• **Consigna**
Reproduce sin cambios el pasaje del texto del documento que va de "22 abril, 2026" a "y deportaciones masivas.".

• **Texto del documento**

# # # # # # #

22 abril, 2026
¿Le creerán a Elon Musk?

Son múltiples y variadas las consecuencias directas de las acciones emprendidas por Donald Trump desde su llegada a la Casa Blanca, el pasado 20 de enero. Analistas, politólogos y medios de comunicación se han concentrado en comentar, alabar o criticar las vertiginosas y para algunos poco efectivas medidas económicas para “hacer de nuevo grande a América”, las duras imposiciones arancelarias a numerosos países para lograr un reacomodo geopolítico planetario favorable a los intereses de EEUU y, por último, la brutal arremetida contra los migrantes latinoamericanos con persecuciones y deportaciones masivas.

Pero siempre resultan más funestos e intolerables los llamados daños colaterales. Es decir, aquellos que suceden en segunda instancia y que son atenuados por la mediática porque estratégicamente nos hacen creer que no fueron estimados a priori o planificados previamente por quienes llevan a cabo las acciones originarias que los provocaron.

# # # # # # #

• **Entradas proporcionadas**

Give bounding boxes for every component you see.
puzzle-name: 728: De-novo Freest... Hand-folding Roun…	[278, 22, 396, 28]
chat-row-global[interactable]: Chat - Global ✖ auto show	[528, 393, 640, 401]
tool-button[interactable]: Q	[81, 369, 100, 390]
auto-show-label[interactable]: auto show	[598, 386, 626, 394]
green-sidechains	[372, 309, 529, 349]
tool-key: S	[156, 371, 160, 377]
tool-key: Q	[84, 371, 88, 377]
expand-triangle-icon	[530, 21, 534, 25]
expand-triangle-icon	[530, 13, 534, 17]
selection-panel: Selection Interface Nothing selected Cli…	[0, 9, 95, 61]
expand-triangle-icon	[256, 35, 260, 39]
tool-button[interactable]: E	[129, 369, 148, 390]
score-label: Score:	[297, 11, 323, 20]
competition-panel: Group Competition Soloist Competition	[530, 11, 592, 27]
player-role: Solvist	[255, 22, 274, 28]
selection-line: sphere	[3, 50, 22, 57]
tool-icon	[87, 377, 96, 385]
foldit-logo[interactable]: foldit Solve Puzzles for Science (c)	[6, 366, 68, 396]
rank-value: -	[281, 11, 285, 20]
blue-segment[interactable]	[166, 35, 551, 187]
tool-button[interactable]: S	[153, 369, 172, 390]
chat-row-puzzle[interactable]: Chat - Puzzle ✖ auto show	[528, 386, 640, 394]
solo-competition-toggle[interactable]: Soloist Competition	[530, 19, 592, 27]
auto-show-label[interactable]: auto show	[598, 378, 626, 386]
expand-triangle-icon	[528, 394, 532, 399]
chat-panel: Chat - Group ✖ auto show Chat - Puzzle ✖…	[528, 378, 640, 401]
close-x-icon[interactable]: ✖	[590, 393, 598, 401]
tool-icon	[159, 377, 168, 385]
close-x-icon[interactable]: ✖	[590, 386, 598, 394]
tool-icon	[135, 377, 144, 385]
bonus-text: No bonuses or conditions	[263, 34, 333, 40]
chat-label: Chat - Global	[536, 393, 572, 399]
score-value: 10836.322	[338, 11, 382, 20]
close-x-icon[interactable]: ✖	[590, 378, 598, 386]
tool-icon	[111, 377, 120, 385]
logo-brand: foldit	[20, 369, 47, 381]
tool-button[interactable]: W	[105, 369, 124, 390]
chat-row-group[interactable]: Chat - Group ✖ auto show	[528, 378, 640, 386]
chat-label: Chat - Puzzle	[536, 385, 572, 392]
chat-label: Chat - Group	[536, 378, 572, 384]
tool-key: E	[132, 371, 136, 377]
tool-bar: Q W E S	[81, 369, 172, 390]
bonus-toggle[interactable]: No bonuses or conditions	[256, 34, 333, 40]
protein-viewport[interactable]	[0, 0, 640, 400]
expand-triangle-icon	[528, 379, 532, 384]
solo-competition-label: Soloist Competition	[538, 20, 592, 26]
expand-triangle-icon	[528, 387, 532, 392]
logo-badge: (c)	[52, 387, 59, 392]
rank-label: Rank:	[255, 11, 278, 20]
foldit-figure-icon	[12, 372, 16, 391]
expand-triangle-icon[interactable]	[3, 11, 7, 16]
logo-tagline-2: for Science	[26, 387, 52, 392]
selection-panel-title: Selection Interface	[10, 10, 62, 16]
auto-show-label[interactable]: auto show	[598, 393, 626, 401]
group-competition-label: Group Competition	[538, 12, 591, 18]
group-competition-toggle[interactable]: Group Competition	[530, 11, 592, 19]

# # # # # # #

• **Respuesta del ejercicio**
22 abril, 2026
¿Le creerán a Elon Musk?

Son múltiples y variadas las consecuencias directas de las acciones emprendidas por Donald Trump desde su llegada a la Casa Blanca, el pasado 20 de enero. Analistas, politólogos y medios de comunicación se han concentrado en comentar, alabar o criticar las vertiginosas y para algunos poco efectivas medidas económicas para “hacer de nuevo grande a América”, las duras imposiciones arancelarias a numerosos países para lograr un reacomodo geopolítico planetario favorable a los intereses de EEUU y, por último, la brutal arremetida contra los migrantes latinoamericanos con persecuciones y deportaciones masivas.